#### Work instructions:
Copy each line in which the string "text" occurs.

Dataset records
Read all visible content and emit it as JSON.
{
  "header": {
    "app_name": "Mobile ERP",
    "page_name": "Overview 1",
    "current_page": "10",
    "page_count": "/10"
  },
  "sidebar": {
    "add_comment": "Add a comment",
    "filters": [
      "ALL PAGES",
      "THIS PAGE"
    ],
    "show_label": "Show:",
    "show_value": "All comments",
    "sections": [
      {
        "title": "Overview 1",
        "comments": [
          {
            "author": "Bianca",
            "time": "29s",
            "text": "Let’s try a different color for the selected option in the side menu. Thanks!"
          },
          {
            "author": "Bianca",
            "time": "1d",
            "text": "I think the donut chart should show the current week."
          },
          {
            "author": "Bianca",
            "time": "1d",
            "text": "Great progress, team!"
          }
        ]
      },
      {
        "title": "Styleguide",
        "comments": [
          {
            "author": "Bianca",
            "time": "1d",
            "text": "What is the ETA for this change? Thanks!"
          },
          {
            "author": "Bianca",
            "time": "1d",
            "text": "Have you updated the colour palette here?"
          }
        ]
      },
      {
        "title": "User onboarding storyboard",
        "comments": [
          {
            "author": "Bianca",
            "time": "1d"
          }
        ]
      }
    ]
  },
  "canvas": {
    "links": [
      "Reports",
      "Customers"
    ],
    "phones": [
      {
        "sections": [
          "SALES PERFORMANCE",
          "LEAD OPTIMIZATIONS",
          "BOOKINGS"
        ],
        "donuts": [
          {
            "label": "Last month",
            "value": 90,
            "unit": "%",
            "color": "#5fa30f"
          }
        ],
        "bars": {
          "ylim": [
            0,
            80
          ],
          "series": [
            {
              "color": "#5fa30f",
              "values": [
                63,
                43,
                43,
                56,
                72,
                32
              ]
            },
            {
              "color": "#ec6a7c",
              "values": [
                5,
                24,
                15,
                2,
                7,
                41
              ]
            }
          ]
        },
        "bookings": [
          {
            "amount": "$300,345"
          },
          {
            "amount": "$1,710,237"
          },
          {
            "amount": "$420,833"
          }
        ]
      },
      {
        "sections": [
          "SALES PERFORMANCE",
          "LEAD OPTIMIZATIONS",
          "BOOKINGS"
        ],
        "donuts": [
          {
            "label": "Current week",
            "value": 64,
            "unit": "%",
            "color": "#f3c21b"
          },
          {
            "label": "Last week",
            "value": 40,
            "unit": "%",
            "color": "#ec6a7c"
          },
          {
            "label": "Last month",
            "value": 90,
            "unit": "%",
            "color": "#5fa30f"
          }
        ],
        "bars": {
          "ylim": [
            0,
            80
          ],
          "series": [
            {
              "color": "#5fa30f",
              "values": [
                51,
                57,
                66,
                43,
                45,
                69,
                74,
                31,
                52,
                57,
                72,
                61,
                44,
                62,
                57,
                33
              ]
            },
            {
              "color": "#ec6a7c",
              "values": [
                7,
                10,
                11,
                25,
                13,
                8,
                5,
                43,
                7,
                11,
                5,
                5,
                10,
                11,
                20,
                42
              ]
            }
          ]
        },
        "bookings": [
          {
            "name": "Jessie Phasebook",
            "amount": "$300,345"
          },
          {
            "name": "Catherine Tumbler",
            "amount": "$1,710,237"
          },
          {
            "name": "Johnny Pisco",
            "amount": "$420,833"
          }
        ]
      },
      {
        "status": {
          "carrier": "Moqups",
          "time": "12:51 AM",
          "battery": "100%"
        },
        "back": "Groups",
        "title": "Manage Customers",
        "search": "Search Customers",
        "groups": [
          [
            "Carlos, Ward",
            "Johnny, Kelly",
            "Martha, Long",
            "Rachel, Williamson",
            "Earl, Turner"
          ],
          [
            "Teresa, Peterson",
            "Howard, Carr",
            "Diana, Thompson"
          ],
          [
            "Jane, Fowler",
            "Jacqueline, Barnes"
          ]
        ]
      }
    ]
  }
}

--

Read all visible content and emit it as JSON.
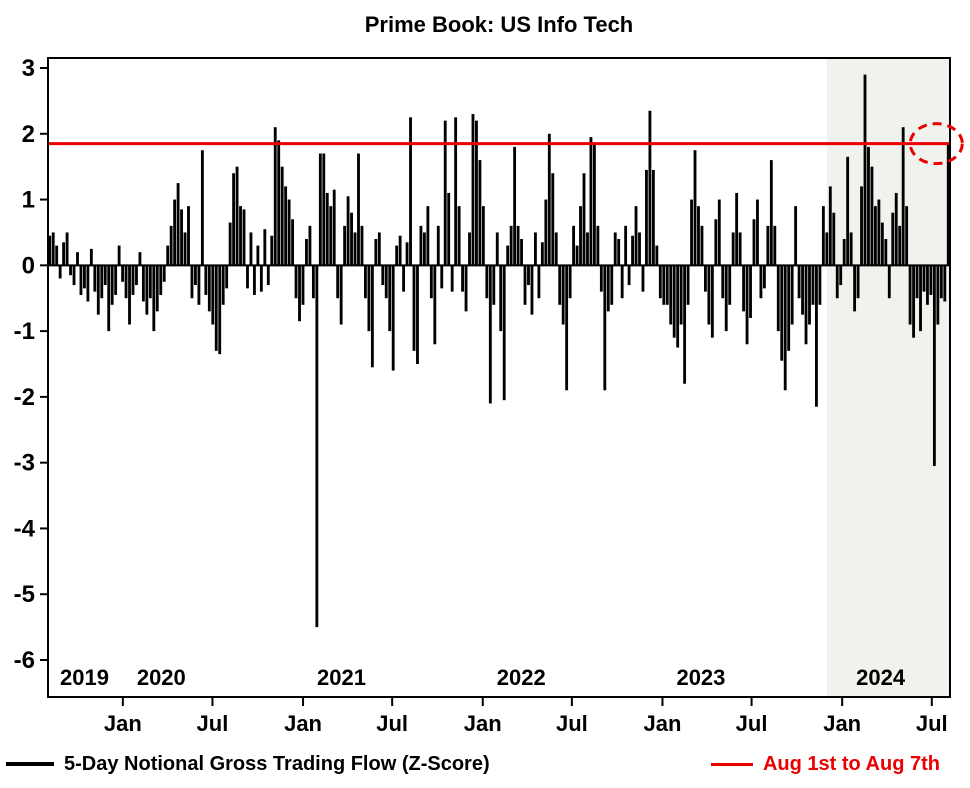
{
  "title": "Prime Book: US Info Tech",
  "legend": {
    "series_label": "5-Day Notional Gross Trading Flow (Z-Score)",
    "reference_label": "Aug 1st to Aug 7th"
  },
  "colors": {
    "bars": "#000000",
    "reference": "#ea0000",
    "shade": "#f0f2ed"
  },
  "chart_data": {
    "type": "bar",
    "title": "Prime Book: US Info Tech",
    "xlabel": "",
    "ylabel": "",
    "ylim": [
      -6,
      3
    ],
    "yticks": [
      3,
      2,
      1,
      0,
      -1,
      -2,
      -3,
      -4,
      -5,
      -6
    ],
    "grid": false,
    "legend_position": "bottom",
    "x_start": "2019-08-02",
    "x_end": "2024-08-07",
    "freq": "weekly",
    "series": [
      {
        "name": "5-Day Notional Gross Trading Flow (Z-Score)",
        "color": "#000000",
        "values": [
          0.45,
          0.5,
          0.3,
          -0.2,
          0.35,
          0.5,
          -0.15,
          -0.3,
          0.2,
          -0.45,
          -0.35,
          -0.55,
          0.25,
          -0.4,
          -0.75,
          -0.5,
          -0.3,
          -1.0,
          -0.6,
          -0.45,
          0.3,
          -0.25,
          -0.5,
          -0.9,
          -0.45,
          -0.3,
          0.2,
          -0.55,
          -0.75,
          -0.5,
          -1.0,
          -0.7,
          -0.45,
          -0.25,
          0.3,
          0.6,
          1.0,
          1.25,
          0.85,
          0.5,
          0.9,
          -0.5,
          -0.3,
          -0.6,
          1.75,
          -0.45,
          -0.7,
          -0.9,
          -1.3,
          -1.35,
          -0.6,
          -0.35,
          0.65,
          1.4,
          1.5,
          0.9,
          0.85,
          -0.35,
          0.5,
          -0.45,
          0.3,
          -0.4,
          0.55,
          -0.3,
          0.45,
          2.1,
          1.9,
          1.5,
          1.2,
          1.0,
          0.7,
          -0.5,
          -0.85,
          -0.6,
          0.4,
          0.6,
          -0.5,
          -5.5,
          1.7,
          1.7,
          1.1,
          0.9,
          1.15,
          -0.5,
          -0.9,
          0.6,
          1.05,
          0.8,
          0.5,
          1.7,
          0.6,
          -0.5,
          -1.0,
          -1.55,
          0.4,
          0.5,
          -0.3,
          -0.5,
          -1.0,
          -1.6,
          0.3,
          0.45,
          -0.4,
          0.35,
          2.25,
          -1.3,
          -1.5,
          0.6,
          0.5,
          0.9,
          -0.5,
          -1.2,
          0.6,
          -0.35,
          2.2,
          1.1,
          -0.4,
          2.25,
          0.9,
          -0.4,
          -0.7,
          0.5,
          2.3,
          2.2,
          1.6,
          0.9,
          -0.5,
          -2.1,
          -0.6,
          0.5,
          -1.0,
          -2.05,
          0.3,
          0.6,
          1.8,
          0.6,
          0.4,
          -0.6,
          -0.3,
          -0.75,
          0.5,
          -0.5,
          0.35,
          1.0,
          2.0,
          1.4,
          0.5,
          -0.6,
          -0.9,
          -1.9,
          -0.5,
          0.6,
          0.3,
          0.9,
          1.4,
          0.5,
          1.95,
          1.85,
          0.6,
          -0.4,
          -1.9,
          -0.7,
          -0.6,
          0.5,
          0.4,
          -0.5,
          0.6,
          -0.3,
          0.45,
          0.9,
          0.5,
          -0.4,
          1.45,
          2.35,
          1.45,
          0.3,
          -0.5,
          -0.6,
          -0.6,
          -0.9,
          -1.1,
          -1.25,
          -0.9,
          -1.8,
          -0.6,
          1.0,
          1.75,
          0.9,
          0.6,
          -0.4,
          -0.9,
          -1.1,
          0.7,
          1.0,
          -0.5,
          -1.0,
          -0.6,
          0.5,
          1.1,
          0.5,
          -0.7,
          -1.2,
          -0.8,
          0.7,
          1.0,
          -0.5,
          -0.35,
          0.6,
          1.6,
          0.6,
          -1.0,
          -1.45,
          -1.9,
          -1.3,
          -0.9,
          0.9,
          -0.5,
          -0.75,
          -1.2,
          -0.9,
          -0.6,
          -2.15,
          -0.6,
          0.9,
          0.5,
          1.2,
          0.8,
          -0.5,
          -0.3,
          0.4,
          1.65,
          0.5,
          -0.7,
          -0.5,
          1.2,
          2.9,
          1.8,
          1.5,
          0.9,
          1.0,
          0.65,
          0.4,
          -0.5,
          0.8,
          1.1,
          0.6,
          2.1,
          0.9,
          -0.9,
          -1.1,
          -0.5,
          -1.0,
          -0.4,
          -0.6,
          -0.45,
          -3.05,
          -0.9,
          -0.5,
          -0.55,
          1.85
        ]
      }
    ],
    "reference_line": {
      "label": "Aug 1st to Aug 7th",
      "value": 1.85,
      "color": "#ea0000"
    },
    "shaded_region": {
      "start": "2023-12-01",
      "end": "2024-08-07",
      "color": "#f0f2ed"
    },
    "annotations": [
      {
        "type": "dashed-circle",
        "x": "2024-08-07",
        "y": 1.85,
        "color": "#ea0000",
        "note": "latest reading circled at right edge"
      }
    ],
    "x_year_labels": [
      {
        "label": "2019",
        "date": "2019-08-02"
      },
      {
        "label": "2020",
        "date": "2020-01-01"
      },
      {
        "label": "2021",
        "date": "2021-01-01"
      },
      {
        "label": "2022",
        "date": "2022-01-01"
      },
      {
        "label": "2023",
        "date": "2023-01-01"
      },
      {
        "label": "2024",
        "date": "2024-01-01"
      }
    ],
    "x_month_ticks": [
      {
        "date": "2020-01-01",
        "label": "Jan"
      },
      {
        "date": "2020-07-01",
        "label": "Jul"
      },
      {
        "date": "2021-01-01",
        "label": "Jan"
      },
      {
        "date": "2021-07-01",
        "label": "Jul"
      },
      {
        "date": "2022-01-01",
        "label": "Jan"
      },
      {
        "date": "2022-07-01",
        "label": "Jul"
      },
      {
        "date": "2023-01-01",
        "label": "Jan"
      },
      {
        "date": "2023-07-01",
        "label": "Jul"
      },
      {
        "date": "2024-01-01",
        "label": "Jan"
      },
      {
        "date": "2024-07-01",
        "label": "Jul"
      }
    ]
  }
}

#### Solved exercise:
            "text": "Let’s try a different color for the selected option in the side menu. Thanks!"
            "text": "I think the donut chart should show the current week."
            "text": "Great progress, team!"
            "text": "What is the ETA for this change? Thanks!"
            "text": "Have you updated the colour palette here?"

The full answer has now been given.